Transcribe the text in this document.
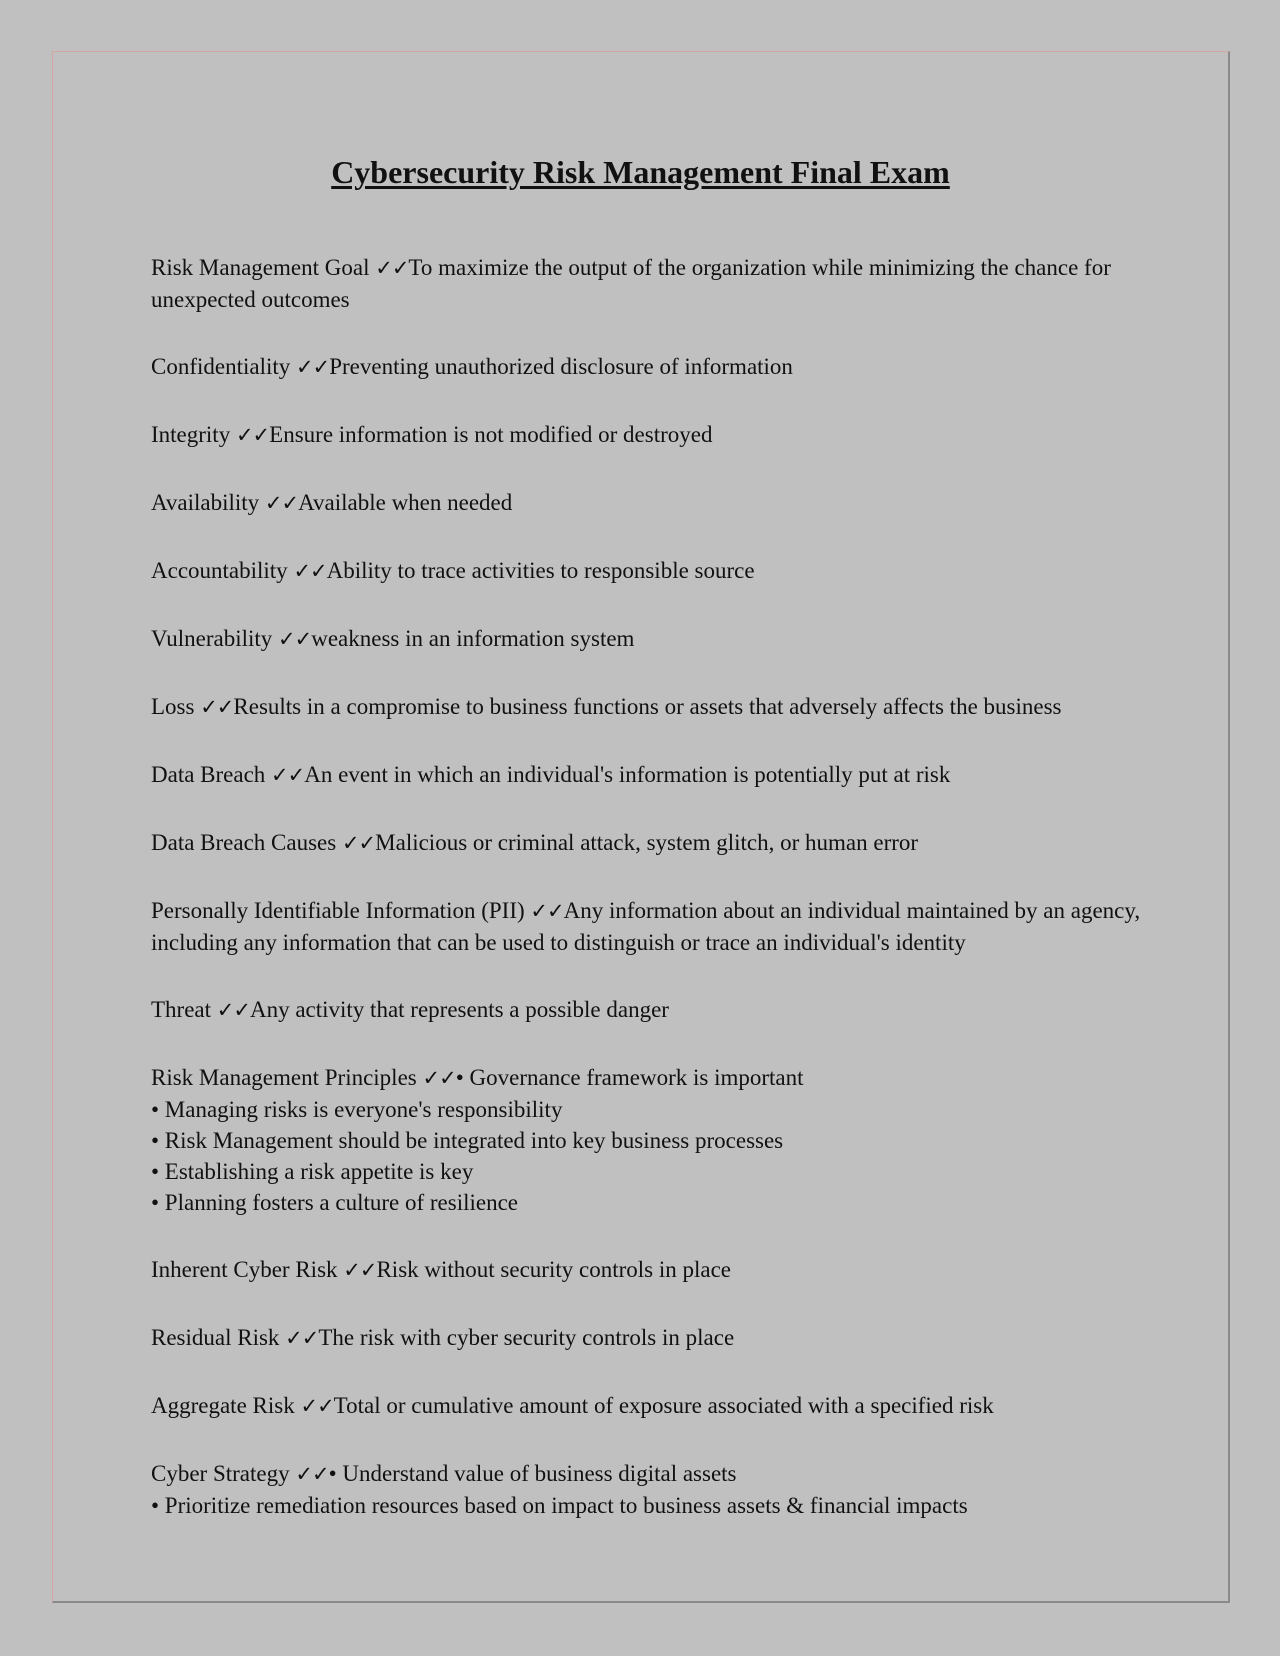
Cybersecurity Risk Management Final Exam

Risk Management Goal ✓✓To maximize the output of the organization while minimizing the chance for unexpected outcomes

Confidentiality ✓✓Preventing unauthorized disclosure of information

Integrity ✓✓Ensure information is not modified or destroyed

Availability ✓✓Available when needed

Accountability ✓✓Ability to trace activities to responsible source

Vulnerability ✓✓weakness in an information system

Loss ✓✓Results in a compromise to business functions or assets that adversely affects the business

Data Breach ✓✓An event in which an individual's information is potentially put at risk

Data Breach Causes ✓✓Malicious or criminal attack, system glitch, or human error

Personally Identifiable Information (PII) ✓✓Any information about an individual maintained by an agency, including any information that can be used to distinguish or trace an individual's identity

Threat ✓✓Any activity that represents a possible danger

Risk Management Principles ✓✓• Governance framework is important
• Managing risks is everyone's responsibility
• Risk Management should be integrated into key business processes
• Establishing a risk appetite is key
• Planning fosters a culture of resilience

Inherent Cyber Risk ✓✓Risk without security controls in place

Residual Risk ✓✓The risk with cyber security controls in place

Aggregate Risk ✓✓Total or cumulative amount of exposure associated with a specified risk

Cyber Strategy ✓✓• Understand value of business digital assets
• Prioritize remediation resources based on impact to business assets & financial impacts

○ ○ ○

Written request:
Write out the data precisely as given, excluding the pictures.

Answer to this problem:
Transcribe the text in this document.
Cybersecurity Risk Management Final Exam

Risk Management Goal ✓✓To maximize the output of the organization while minimizing the chance for unexpected outcomes

Confidentiality ✓✓Preventing unauthorized disclosure of information

Integrity ✓✓Ensure information is not modified or destroyed

Availability ✓✓Available when needed

Accountability ✓✓Ability to trace activities to responsible source

Vulnerability ✓✓weakness in an information system

Loss ✓✓Results in a compromise to business functions or assets that adversely affects the business

Data Breach ✓✓An event in which an individual's information is potentially put at risk

Data Breach Causes ✓✓Malicious or criminal attack, system glitch, or human error

Personally Identifiable Information (PII) ✓✓Any information about an individual maintained by an agency, including any information that can be used to distinguish or trace an individual's identity

Threat ✓✓Any activity that represents a possible danger

Risk Management Principles ✓✓• Governance framework is important
• Managing risks is everyone's responsibility
• Risk Management should be integrated into key business processes
• Establishing a risk appetite is key
• Planning fosters a culture of resilience

Inherent Cyber Risk ✓✓Risk without security controls in place

Residual Risk ✓✓The risk with cyber security controls in place

Aggregate Risk ✓✓Total or cumulative amount of exposure associated with a specified risk

Cyber Strategy ✓✓• Understand value of business digital assets
• Prioritize remediation resources based on impact to business assets & financial impacts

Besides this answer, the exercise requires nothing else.